***** Provided material

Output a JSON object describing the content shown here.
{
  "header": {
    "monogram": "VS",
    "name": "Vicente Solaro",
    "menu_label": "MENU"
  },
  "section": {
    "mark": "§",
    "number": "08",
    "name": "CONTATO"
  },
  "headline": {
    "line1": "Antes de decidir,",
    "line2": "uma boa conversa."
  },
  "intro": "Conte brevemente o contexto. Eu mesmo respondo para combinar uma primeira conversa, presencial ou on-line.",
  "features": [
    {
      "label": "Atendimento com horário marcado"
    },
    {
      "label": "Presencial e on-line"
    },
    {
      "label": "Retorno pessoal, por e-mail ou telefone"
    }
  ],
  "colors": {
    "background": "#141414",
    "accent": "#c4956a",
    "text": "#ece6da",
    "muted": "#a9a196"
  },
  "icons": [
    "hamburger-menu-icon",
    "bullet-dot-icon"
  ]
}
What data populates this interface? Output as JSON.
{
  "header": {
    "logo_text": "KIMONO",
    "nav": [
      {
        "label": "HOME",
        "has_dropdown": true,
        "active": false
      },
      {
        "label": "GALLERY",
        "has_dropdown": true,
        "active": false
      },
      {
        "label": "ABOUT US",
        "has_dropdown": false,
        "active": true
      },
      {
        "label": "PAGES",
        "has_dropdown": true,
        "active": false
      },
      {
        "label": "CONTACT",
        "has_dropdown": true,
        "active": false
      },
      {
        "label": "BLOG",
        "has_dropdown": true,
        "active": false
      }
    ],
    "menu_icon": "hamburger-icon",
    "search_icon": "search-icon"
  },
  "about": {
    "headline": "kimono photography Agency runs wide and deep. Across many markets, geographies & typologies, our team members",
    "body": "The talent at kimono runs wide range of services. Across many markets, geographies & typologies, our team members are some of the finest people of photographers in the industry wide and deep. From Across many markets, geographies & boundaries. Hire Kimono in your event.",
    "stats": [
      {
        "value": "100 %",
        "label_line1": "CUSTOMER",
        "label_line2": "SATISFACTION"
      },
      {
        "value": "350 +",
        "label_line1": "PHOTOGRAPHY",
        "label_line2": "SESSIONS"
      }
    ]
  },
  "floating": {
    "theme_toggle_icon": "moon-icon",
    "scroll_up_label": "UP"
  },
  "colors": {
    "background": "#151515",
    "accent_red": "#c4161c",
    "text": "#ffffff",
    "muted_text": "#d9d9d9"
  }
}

**********

Find and count the lines of the data that include the string "JSON", and report that figure by itself.

2